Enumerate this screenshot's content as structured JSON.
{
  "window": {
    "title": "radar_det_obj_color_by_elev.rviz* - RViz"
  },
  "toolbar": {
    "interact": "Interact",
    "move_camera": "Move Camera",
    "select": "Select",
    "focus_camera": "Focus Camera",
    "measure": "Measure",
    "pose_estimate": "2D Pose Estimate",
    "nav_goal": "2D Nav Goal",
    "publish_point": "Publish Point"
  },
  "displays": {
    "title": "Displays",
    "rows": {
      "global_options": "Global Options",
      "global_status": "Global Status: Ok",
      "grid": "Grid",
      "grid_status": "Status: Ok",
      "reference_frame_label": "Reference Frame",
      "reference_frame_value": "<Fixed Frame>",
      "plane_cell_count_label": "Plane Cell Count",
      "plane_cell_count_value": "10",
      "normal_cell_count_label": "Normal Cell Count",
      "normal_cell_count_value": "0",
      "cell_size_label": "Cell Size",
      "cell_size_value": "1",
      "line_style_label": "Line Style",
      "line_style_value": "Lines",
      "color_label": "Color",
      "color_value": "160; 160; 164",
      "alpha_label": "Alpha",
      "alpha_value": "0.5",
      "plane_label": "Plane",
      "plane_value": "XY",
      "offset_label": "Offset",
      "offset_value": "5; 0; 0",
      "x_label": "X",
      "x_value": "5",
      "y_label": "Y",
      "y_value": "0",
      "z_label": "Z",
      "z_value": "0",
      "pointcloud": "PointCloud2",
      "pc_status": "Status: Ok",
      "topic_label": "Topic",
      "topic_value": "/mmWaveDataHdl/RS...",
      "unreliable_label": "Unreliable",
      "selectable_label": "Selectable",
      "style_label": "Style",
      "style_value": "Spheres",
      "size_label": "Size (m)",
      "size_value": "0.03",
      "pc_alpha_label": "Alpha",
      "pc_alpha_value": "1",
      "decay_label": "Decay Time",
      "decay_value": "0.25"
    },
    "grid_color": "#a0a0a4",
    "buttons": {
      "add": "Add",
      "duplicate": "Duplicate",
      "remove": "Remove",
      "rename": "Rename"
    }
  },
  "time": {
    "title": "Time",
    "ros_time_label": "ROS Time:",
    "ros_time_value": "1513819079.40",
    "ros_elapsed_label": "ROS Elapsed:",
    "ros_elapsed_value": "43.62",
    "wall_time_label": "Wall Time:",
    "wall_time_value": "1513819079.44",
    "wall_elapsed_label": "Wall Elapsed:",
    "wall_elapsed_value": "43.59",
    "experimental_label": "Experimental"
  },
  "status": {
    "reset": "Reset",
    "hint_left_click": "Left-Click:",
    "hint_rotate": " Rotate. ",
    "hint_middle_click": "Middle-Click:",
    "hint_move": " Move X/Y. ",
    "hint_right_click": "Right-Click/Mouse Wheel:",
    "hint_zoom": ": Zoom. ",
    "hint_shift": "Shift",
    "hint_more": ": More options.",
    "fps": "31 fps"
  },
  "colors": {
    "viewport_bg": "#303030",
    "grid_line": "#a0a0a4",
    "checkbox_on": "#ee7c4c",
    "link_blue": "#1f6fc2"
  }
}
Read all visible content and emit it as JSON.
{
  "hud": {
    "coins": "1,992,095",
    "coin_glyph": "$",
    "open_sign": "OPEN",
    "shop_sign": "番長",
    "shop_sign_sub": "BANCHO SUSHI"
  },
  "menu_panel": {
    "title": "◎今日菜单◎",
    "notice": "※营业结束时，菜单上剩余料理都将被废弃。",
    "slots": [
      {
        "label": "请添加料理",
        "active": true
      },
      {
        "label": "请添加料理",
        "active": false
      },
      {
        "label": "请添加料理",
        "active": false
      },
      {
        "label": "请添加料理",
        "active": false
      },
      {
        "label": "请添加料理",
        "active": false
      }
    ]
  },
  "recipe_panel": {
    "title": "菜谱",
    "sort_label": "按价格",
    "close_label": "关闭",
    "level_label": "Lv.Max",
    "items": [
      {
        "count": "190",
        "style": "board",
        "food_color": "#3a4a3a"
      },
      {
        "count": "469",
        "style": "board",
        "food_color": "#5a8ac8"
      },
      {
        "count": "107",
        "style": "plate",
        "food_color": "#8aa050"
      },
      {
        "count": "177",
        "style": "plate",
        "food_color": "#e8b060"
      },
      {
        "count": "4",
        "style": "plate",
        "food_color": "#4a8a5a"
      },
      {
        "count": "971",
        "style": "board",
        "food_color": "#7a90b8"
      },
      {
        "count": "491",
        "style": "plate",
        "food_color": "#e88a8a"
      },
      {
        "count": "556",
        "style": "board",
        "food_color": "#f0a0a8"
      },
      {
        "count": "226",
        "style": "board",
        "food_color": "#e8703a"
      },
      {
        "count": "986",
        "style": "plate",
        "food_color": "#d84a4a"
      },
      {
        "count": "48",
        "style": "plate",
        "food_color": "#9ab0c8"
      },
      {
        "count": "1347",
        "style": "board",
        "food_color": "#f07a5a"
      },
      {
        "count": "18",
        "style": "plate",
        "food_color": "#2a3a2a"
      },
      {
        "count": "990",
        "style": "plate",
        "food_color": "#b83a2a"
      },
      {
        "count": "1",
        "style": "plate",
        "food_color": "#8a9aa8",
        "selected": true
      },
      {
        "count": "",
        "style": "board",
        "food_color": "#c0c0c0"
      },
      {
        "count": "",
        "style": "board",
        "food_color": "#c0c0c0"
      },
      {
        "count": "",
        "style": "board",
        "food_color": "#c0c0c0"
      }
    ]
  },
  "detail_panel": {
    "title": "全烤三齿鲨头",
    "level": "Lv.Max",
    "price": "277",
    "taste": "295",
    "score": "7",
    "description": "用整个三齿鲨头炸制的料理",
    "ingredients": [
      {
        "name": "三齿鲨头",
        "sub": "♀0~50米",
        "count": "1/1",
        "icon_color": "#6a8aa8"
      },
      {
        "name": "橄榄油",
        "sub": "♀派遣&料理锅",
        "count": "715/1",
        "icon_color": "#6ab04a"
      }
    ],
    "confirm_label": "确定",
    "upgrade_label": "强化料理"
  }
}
* * *
> [GIVEN EXERCISE]:
Output all records verbatim.

> [OUTPUT FOR THIS EXERCISE]:
Enumerate this screenshot's content as structured JSON.
{
  "window": {
    "title": "radar_det_obj_color_by_elev.rviz* - RViz"
  },
  "toolbar": {
    "interact": "Interact",
    "move_camera": "Move Camera",
    "select": "Select",
    "focus_camera": "Focus Camera",
    "measure": "Measure",
    "pose_estimate": "2D Pose Estimate",
    "nav_goal": "2D Nav Goal",
    "publish_point": "Publish Point"
  },
  "displays": {
    "title": "Displays",
    "rows": {
      "global_options": "Global Options",
      "global_status": "Global Status: Ok",
      "grid": "Grid",
      "grid_status": "Status: Ok",
      "reference_frame_label": "Reference Frame",
      "reference_frame_value": "<Fixed Frame>",
      "plane_cell_count_label": "Plane Cell Count",
      "plane_cell_count_value": "10",
      "normal_cell_count_label": "Normal Cell Count",
      "normal_cell_count_value": "0",
      "cell_size_label": "Cell Size",
      "cell_size_value": "1",
      "line_style_label": "Line Style",
      "line_style_value": "Lines",
      "color_label": "Color",
      "color_value": "160; 160; 164",
      "alpha_label": "Alpha",
      "alpha_value": "0.5",
      "plane_label": "Plane",
      "plane_value": "XY",
      "offset_label": "Offset",
      "offset_value": "5; 0; 0",
      "x_label": "X",
      "x_value": "5",
      "y_label": "Y",
      "y_value": "0",
      "z_label": "Z",
      "z_value": "0",
      "pointcloud": "PointCloud2",
      "pc_status": "Status: Ok",
      "topic_label": "Topic",
      "topic_value": "/mmWaveDataHdl/RS...",
      "unreliable_label": "Unreliable",
      "selectable_label": "Selectable",
      "style_label": "Style",
      "style_value": "Spheres",
      "size_label": "Size (m)",
      "size_value": "0.03",
      "pc_alpha_label": "Alpha",
      "pc_alpha_value": "1",
      "decay_label": "Decay Time",
      "decay_value": "0.25"
    },
    "grid_color": "#a0a0a4",
    "buttons": {
      "add": "Add",
      "duplicate": "Duplicate",
      "remove": "Remove",
      "rename": "Rename"
    }
  },
  "time": {
    "title": "Time",
    "ros_time_label": "ROS Time:",
    "ros_time_value": "1513819079.40",
    "ros_elapsed_label": "ROS Elapsed:",
    "ros_elapsed_value": "43.62",
    "wall_time_label": "Wall Time:",
    "wall_time_value": "1513819079.44",
    "wall_elapsed_label": "Wall Elapsed:",
    "wall_elapsed_value": "43.59",
    "experimental_label": "Experimental"
  },
  "status": {
    "reset": "Reset",
    "hint_left_click": "Left-Click:",
    "hint_rotate": " Rotate. ",
    "hint_middle_click": "Middle-Click:",
    "hint_move": " Move X/Y. ",
    "hint_right_click": "Right-Click/Mouse Wheel:",
    "hint_zoom": ": Zoom. ",
    "hint_shift": "Shift",
    "hint_more": ": More options.",
    "fps": "31 fps"
  },
  "colors": {
    "viewport_bg": "#303030",
    "grid_line": "#a0a0a4",
    "checkbox_on": "#ee7c4c",
    "link_blue": "#1f6fc2"
  }
}
Read all visible content and emit it as JSON.
{
  "hud": {
    "coins": "1,992,095",
    "coin_glyph": "$",
    "open_sign": "OPEN",
    "shop_sign": "番長",
    "shop_sign_sub": "BANCHO SUSHI"
  },
  "menu_panel": {
    "title": "◎今日菜单◎",
    "notice": "※营业结束时，菜单上剩余料理都将被废弃。",
    "slots": [
      {
        "label": "请添加料理",
        "active": true
      },
      {
        "label": "请添加料理",
        "active": false
      },
      {
        "label": "请添加料理",
        "active": false
      },
      {
        "label": "请添加料理",
        "active": false
      },
      {
        "label": "请添加料理",
        "active": false
      }
    ]
  },
  "recipe_panel": {
    "title": "菜谱",
    "sort_label": "按价格",
    "close_label": "关闭",
    "level_label": "Lv.Max",
    "items": [
      {
        "count": "190",
        "style": "board",
        "food_color": "#3a4a3a"
      },
      {
        "count": "469",
        "style": "board",
        "food_color": "#5a8ac8"
      },
      {
        "count": "107",
        "style": "plate",
        "food_color": "#8aa050"
      },
      {
        "count": "177",
        "style": "plate",
        "food_color": "#e8b060"
      },
      {
        "count": "4",
        "style": "plate",
        "food_color": "#4a8a5a"
      },
      {
        "count": "971",
        "style": "board",
        "food_color": "#7a90b8"
      },
      {
        "count": "491",
        "style": "plate",
        "food_color": "#e88a8a"
      },
      {
        "count": "556",
        "style": "board",
        "food_color": "#f0a0a8"
      },
      {
        "count": "226",
        "style": "board",
        "food_color": "#e8703a"
      },
      {
        "count": "986",
        "style": "plate",
        "food_color": "#d84a4a"
      },
      {
        "count": "48",
        "style": "plate",
        "food_color": "#9ab0c8"
      },
      {
        "count": "1347",
        "style": "board",
        "food_color": "#f07a5a"
      },
      {
        "count": "18",
        "style": "plate",
        "food_color": "#2a3a2a"
      },
      {
        "count": "990",
        "style": "plate",
        "food_color": "#b83a2a"
      },
      {
        "count": "1",
        "style": "plate",
        "food_color": "#8a9aa8",
        "selected": true
      },
      {
        "count": "",
        "style": "board",
        "food_color": "#c0c0c0"
      },
      {
        "count": "",
        "style": "board",
        "food_color": "#c0c0c0"
      },
      {
        "count": "",
        "style": "board",
        "food_color": "#c0c0c0"
      }
    ]
  },
  "detail_panel": {
    "title": "全烤三齿鲨头",
    "level": "Lv.Max",
    "price": "277",
    "taste": "295",
    "score": "7",
    "description": "用整个三齿鲨头炸制的料理",
    "ingredients": [
      {
        "name": "三齿鲨头",
        "sub": "♀0~50米",
        "count": "1/1",
        "icon_color": "#6a8aa8"
      },
      {
        "name": "橄榄油",
        "sub": "♀派遣&料理锅",
        "count": "715/1",
        "icon_color": "#6ab04a"
      }
    ],
    "confirm_label": "确定",
    "upgrade_label": "强化料理"
  }
}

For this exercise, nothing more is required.